> [PASSAGE TO READ]
Efficient Inference of Optimal Decision Trees

Paper link: http://florent.avellaneda.free.fr/dl/AAAI20.pdf

The source code is designed to be compiled and executed on GNU/Linux.

Dependencies

g++
cmake
minisat : http://minisat.se/
xdot : https://github.com/jrfonseca/xdot.py
CLI11 : https://github.com/CLIUtils/CLI11

Example of installing dependencies for Ubuntu

The following instructions have been tested on Ubuntu 19.04

sudo apt install g++ cmake minisat2 xdot libzip-dev libboost-dev

CentOS 7

search yum install minisat2 https://centos.pkgs.org/7/lux/minisat2-libs-2.2.1-1.el7.lux.x86_64.rpm.html

git clone https://github.com/zhzdeng/minisat sudo cp -r minisat/minisat /usr/local/include/

yum install epel-release yum install gcc-c++ cmake xdotool libzip-devel boost-devel

sudo echo '[group_kdesig-cmake3_EPEL] name=Copr repo for cmake3_EPEL owned by @kdesig baseurl=https://copr-be.cloud.fedoraproject.org/results/@kdesig/cmake3_EPEL/epel-7-$basearch/ type=rpm-md skip_if_unavailable=True gpgcheck=1 gpgkey=https://copr-be.cloud.fedoraproject.org/results/@kdesig/cmake3_EPEL/pubkey.gpg repo_gpgcheck=0 enabled=1 enabled_metadata=1' >> /etc/yum.repos.d/cmake3.repo

yum install cmake3

sudo yum install centos-release-scl sudo yum install devtoolset-9-gcc* scl enable devtoolset-9 bash gcc -v

Build

cmake .

> [SHORT TASK]
Continue the decision-tree build notes from where they stop. The listing is separate material and has no connection to the decision-tree build notes.

> [MATERIAL SUPPLIED]
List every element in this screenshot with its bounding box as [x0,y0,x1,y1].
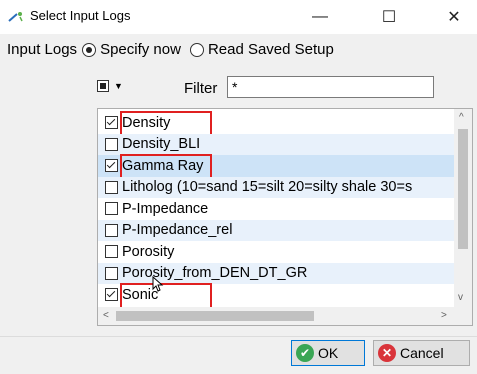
horizontal-scrollbar[interactable]: < > [98,307,455,325]
select-all-dropdown[interactable]: ▼ [97,80,123,92]
vertical-scrollbar[interactable]: ^ v [454,109,472,307]
cancel-label: Cancel [400,345,444,361]
log-list-item[interactable]: Porosity [98,241,455,263]
log-list-item[interactable]: P-Impedance_rel [98,219,455,241]
wand-icon [8,12,23,22]
log-checkbox[interactable] [105,159,118,173]
log-list-item[interactable]: Gamma Ray [98,154,455,180]
log-checkbox[interactable] [105,116,118,130]
log-list: Density Density_BLI Gamma Ray Litholog (10=… [97,108,473,326]
log-label: Density_BLI [122,136,201,153]
read-saved-setup-label[interactable]: Read Saved Setup [208,41,334,58]
horizontal-scroll-thumb[interactable] [116,311,314,321]
scroll-up-icon[interactable]: ^ [459,112,464,123]
footer-divider [0,336,477,337]
input-mode-row: Input Logs Specify now Read Saved Setup [7,41,334,58]
minimize-icon: — [312,8,328,25]
log-checkbox[interactable] [105,288,118,302]
maximize-button[interactable]: ☐ [366,0,412,34]
close-button[interactable]: ✕ [431,0,477,34]
input-logs-label: Input Logs [7,41,78,58]
filter-input[interactable] [227,76,434,98]
ok-button[interactable]: ✔ OK [291,340,365,366]
specify-now-radio[interactable] [82,42,97,57]
cancel-button[interactable]: ✕ Cancel [373,340,470,366]
log-checkbox[interactable] [105,266,118,280]
maximize-icon: ☐ [381,9,397,26]
log-checkbox[interactable] [105,180,118,194]
log-label: Porosity_from_DEN_DT_GR [122,265,308,282]
ok-label: OK [318,345,339,361]
log-checkbox[interactable] [105,245,118,259]
log-list-item[interactable]: P-Impedance [98,198,455,220]
scroll-left-icon[interactable]: < [103,310,109,321]
chevron-down-icon[interactable]: ▼ [114,81,123,91]
log-label: Gamma Ray [122,157,204,174]
window-title: Select Input Logs [30,8,131,23]
log-label: P-Impedance [122,200,209,217]
specify-now-label[interactable]: Specify now [100,41,181,58]
scroll-down-icon[interactable]: v [458,292,463,303]
log-label: Litholog (10=sand 15=silt 20=silty shale… [122,179,413,196]
minimize-button[interactable]: — [297,0,343,34]
mouse-pointer-icon [152,276,164,292]
log-label: Density [122,114,171,131]
scroll-corner [454,307,472,325]
log-label: P-Impedance_rel [122,222,233,239]
select-all-checkbox[interactable] [97,80,109,92]
log-checkbox[interactable] [105,223,118,237]
close-icon: ✕ [447,9,461,26]
log-checkbox[interactable] [105,202,118,216]
filter-label: Filter [184,80,218,97]
scroll-right-icon[interactable]: > [441,310,447,321]
log-list-item[interactable]: Litholog (10=sand 15=silt 20=silty shale… [98,176,455,198]
check-circle-icon: ✔ [296,344,314,362]
log-list-item[interactable]: Density [98,111,455,137]
title-bar: Select Input Logs — ☐ ✕ [0,0,477,34]
x-circle-icon: ✕ [378,344,396,362]
log-list-item[interactable]: Density_BLI [98,133,455,155]
log-checkbox[interactable] [105,137,118,151]
log-label: Porosity [122,243,175,260]
read-saved-setup-radio[interactable] [189,42,204,57]
vertical-scroll-thumb[interactable] [458,129,468,249]
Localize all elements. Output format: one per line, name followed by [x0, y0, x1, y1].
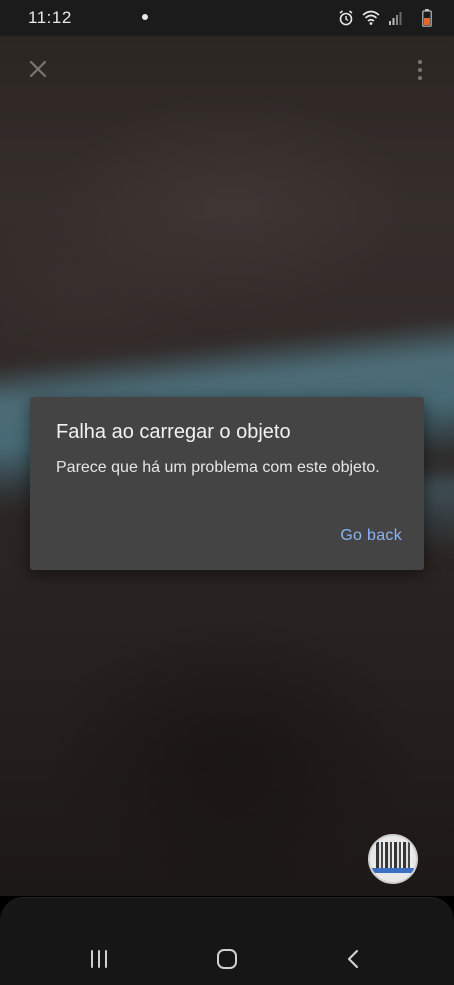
home-button[interactable] [207, 946, 247, 974]
home-icon [216, 948, 238, 973]
thumbnail-stripe [370, 868, 416, 873]
navigation-bar [0, 897, 454, 985]
close-button[interactable] [24, 56, 52, 84]
close-icon [29, 60, 47, 81]
qr-pattern [376, 842, 412, 868]
screen: 11:12 Falha ao carregar o objeto Parece … [0, 0, 454, 985]
camera-blur-shadow [40, 616, 420, 896]
notification-dot [142, 14, 148, 20]
status-icons [338, 8, 432, 28]
signal-icon [388, 11, 402, 25]
more-vert-icon-dot-1 [418, 60, 422, 64]
alarm-icon [338, 10, 354, 26]
recents-icon [89, 949, 109, 971]
back-icon [346, 949, 360, 972]
status-time: 11:12 [28, 8, 72, 27]
scan-thumbnail-button[interactable] [368, 834, 418, 884]
more-vert-icon-dot-3 [418, 76, 422, 80]
more-options-button[interactable] [410, 56, 430, 84]
dialog-message: Parece que há um problema com este objet… [56, 459, 380, 476]
recents-button[interactable] [79, 946, 119, 974]
dialog-title: Falha ao carregar o objeto [56, 421, 291, 443]
go-back-button[interactable]: Go back [340, 527, 402, 545]
battery-icon [422, 9, 432, 27]
wifi-icon [362, 10, 380, 26]
error-dialog: Falha ao carregar o objeto Parece que há… [30, 397, 424, 570]
back-button[interactable] [333, 946, 373, 974]
more-vert-icon-dot-2 [418, 68, 422, 72]
status-bar: 11:12 [0, 0, 454, 36]
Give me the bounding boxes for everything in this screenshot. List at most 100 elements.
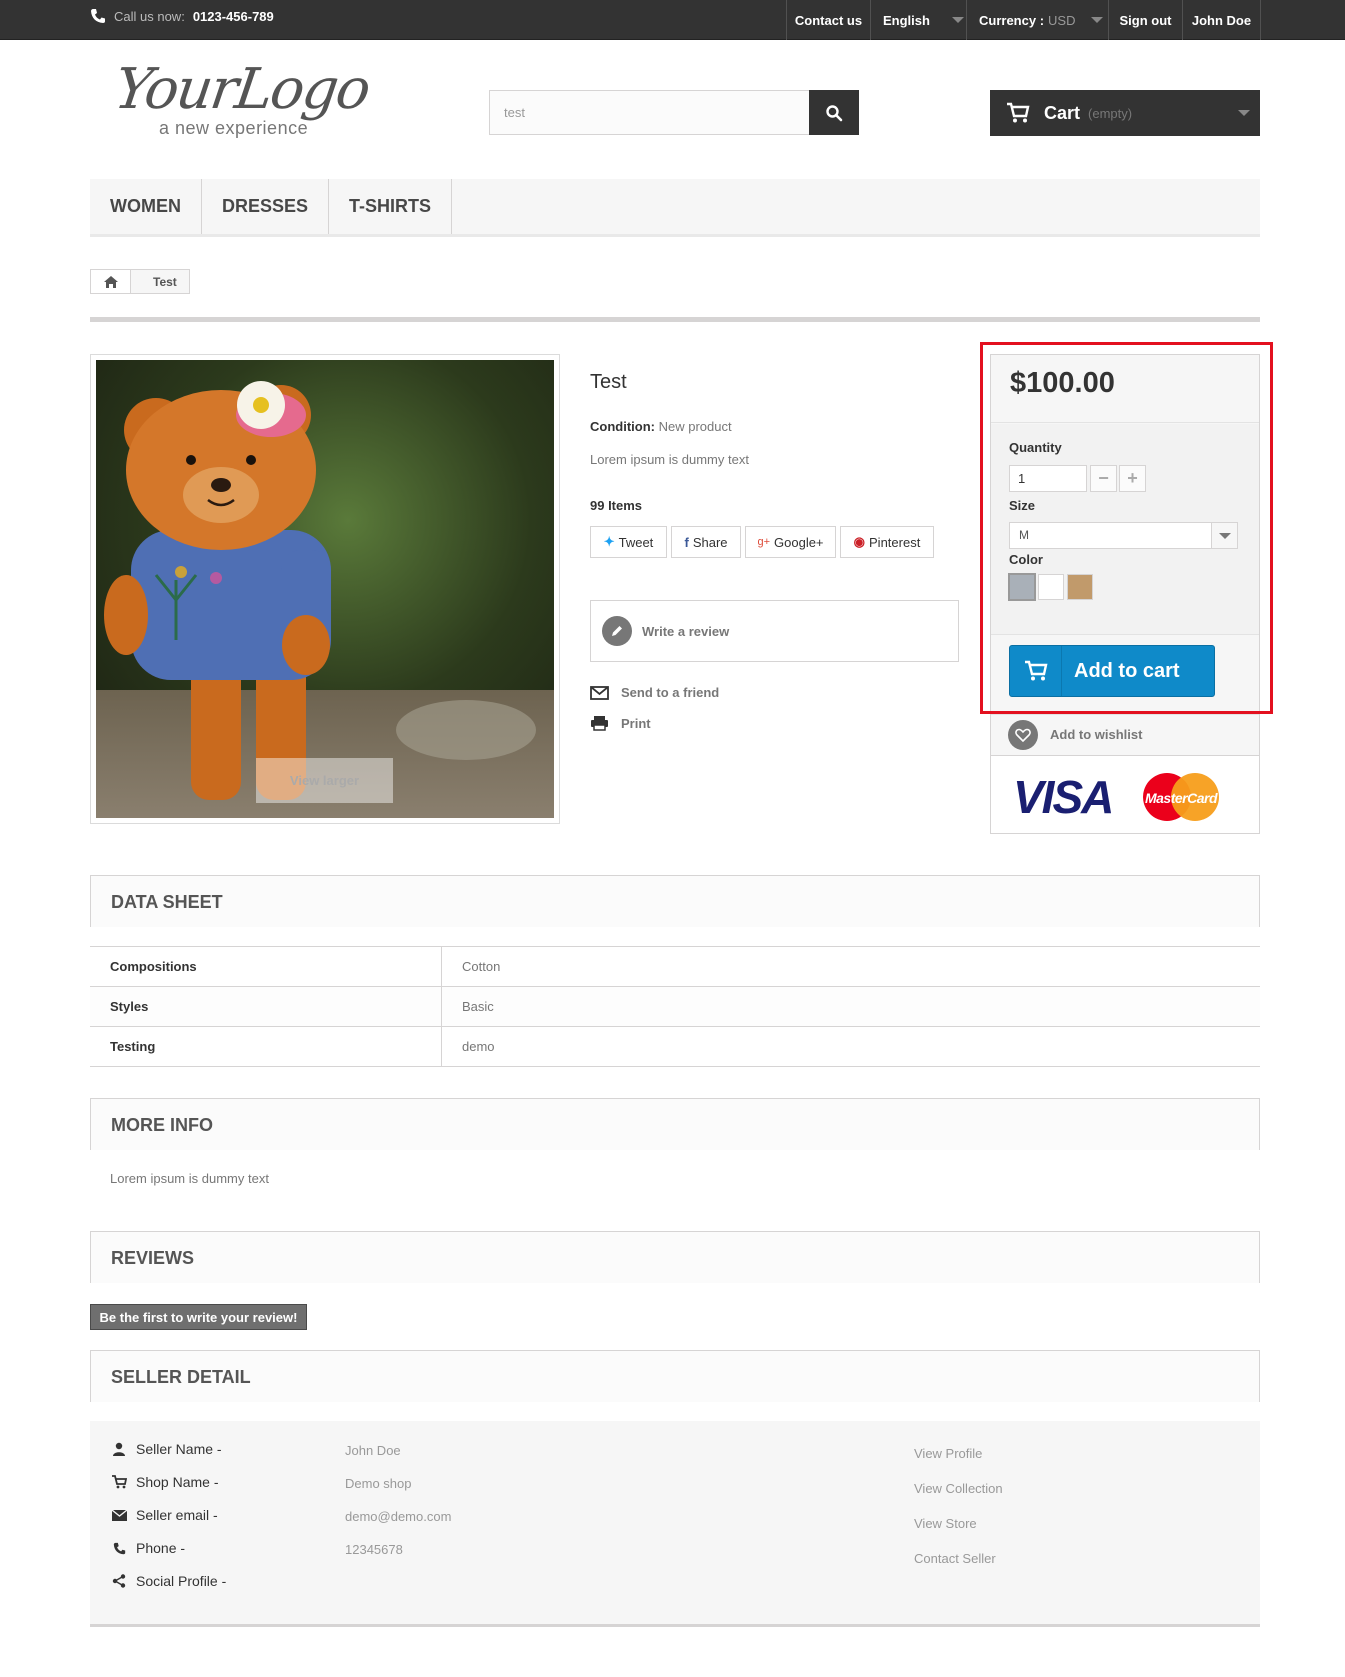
- language-selector[interactable]: English: [870, 0, 966, 40]
- phone-icon: [110, 1542, 128, 1555]
- cart-status: (empty): [1088, 105, 1133, 121]
- breadcrumb-home[interactable]: [91, 270, 131, 293]
- googleplus-label: Google+: [774, 534, 824, 550]
- social-profile-label: Social Profile -: [110, 1573, 226, 1589]
- mastercard-text: MasterCard: [1144, 790, 1218, 806]
- reviews-header: REVIEWS: [90, 1231, 1260, 1283]
- first-review-button[interactable]: Be the first to write your review!: [90, 1304, 307, 1330]
- account-link[interactable]: John Doe: [1182, 0, 1261, 40]
- chevron-down-icon: [1238, 110, 1250, 116]
- shop-name-text: Shop Name -: [136, 1474, 219, 1490]
- product-title: Test: [590, 371, 627, 393]
- product-image[interactable]: [90, 354, 560, 824]
- pencil-icon: [602, 616, 632, 646]
- highlight-box: [980, 342, 1273, 714]
- tweet-button[interactable]: ✦ Tweet: [590, 526, 667, 558]
- write-review-label: Write a review: [642, 623, 730, 639]
- product-description: Lorem ipsum is dummy text: [590, 452, 749, 467]
- moreinfo-header: MORE INFO: [90, 1098, 1260, 1150]
- cart-label: Cart: [1044, 102, 1081, 123]
- logo-tagline: a new experience: [159, 118, 309, 138]
- search-icon: [826, 104, 843, 121]
- datasheet-value: Cotton: [462, 959, 501, 974]
- home-icon: [103, 275, 118, 288]
- share-icon: [110, 1574, 128, 1588]
- write-review-button[interactable]: Write a review: [590, 600, 959, 662]
- facebook-icon: f: [684, 534, 689, 550]
- contact-label: Contact us: [794, 12, 863, 28]
- social-profile-text: Social Profile -: [136, 1573, 227, 1589]
- call-label: Call us now:: [114, 8, 185, 24]
- share-button[interactable]: f Share: [671, 526, 741, 558]
- main-menu: WOMEN DRESSES T-SHIRTS: [90, 179, 1260, 237]
- datasheet-value: demo: [462, 1039, 495, 1054]
- visa-logo: VISA: [1013, 771, 1114, 823]
- datasheet-header: DATA SHEET: [90, 875, 1260, 927]
- datasheet-key: Compositions: [90, 947, 442, 986]
- datasheet-value: Basic: [462, 999, 494, 1014]
- shop-name-value: Demo shop: [345, 1476, 412, 1491]
- send-to-friend-label: Send to a friend: [621, 685, 720, 700]
- googleplus-button[interactable]: g+ Google+: [745, 526, 836, 558]
- contact-us-link[interactable]: Contact us: [786, 0, 870, 40]
- view-profile-link[interactable]: View Profile: [914, 1446, 982, 1461]
- view-store-link[interactable]: View Store: [914, 1516, 977, 1531]
- print-link[interactable]: Print: [590, 715, 651, 731]
- account-name: John Doe: [1191, 12, 1252, 28]
- pinterest-icon: ◉: [853, 534, 866, 549]
- seller-name-text: Seller Name -: [136, 1441, 222, 1457]
- stock-count: 99 Items: [590, 498, 643, 513]
- phone-text: Phone -: [136, 1540, 186, 1556]
- twitter-icon: ✦: [603, 534, 615, 549]
- cart-button[interactable]: Cart (empty): [990, 90, 1260, 136]
- view-collection-link[interactable]: View Collection: [914, 1481, 1003, 1496]
- menu-item-dresses[interactable]: DRESSES: [202, 179, 330, 234]
- shop-icon: [110, 1475, 128, 1489]
- envelope-icon: [590, 685, 609, 700]
- wishlist-label: Add to wishlist: [1050, 727, 1143, 742]
- phone-label: Phone -: [110, 1540, 185, 1556]
- search-input[interactable]: test: [489, 90, 809, 135]
- chevron-down-icon: [951, 17, 964, 23]
- share-label: Share: [692, 534, 728, 550]
- table-row: Compositions Cotton: [90, 947, 1260, 987]
- call-us: Call us now: 0123-456-789: [90, 8, 274, 24]
- add-to-wishlist-link[interactable]: Add to wishlist: [991, 714, 1259, 754]
- envelope-icon: [110, 1509, 128, 1521]
- menu-item-tshirts[interactable]: T-SHIRTS: [329, 179, 453, 234]
- printer-icon: [591, 716, 608, 731]
- datasheet-key: Testing: [90, 1027, 442, 1066]
- google-plus-icon: g+: [757, 536, 771, 548]
- sign-out-label: Sign out: [1119, 12, 1172, 28]
- menu-item-women[interactable]: WOMEN: [90, 179, 202, 234]
- condition-label: Condition:: [590, 419, 655, 434]
- seller-email-value: demo@demo.com: [345, 1509, 452, 1524]
- cart-icon: [1007, 102, 1030, 123]
- view-larger-button[interactable]: View larger: [256, 758, 393, 803]
- breadcrumb-current: Test: [153, 274, 177, 289]
- send-to-friend-link[interactable]: Send to a friend: [590, 685, 719, 700]
- logo[interactable]: YourLogo a new experience: [111, 57, 405, 142]
- search-button[interactable]: [809, 90, 859, 135]
- sign-out-link[interactable]: Sign out: [1108, 0, 1182, 40]
- table-row: Styles Basic: [90, 987, 1260, 1027]
- moreinfo-text: Lorem ipsum is dummy text: [110, 1171, 269, 1186]
- phone-value: 12345678: [345, 1542, 403, 1557]
- table-row: Testing demo: [90, 1027, 1260, 1067]
- seller-name-label: Seller Name -: [110, 1441, 222, 1457]
- payment-logos: VISA MasterCard: [991, 755, 1259, 833]
- currency-value: USD: [1048, 12, 1076, 28]
- seller-header: SELLER DETAIL: [90, 1350, 1260, 1402]
- seller-detail: [90, 1421, 1260, 1627]
- seller-name-value: John Doe: [345, 1443, 401, 1458]
- currency-selector[interactable]: Currency : USD: [966, 0, 1108, 40]
- contact-seller-link[interactable]: Contact Seller: [914, 1551, 996, 1566]
- pinterest-label: Pinterest: [869, 534, 921, 550]
- divider: [90, 317, 1260, 322]
- pinterest-button[interactable]: ◉ Pinterest: [840, 526, 934, 558]
- user-icon: [110, 1442, 128, 1456]
- chevron-down-icon: [1091, 17, 1104, 23]
- seller-email-label: Seller email -: [110, 1507, 218, 1523]
- currency-label: Currency :: [979, 12, 1045, 28]
- shop-name-label: Shop Name -: [110, 1474, 218, 1490]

> [ANSWER FOR THE TASK]
make

Running

Infer a decision tree with the algorithm DT_depth for the dataset "mouse":

./InferDT -d data/mouse.csv -v infer

Infer a decision tree with the algorithm DT_size for the dataset "car":

./InferDT data/car.csv -v infer

Run a 10-cross-validation on the dataset "mouse" with the algorithm DT_size:

./InferDT data/mouse.csv bench

Infer a decision tree with the algorithm DT_size for the training set balance-scale.csv.train1 and evaluate the model with the testing set balance-scale.csv.test1:

./InferDT data/balance-scale.csv.train1.csv infer -t data/balance-scale.csv.test1.csv

Print a help message:

./InferDT --help

Benchmarks

We ran experiments on Ubuntu with Intel Core CPU i7-2600K @ 3.40 GHz.

Verwer and Zhang Datasets

The datasets we used are extracted from the paper of Verwer and Zhang and are available at (https://github.com/SiccoVerwer/binoct).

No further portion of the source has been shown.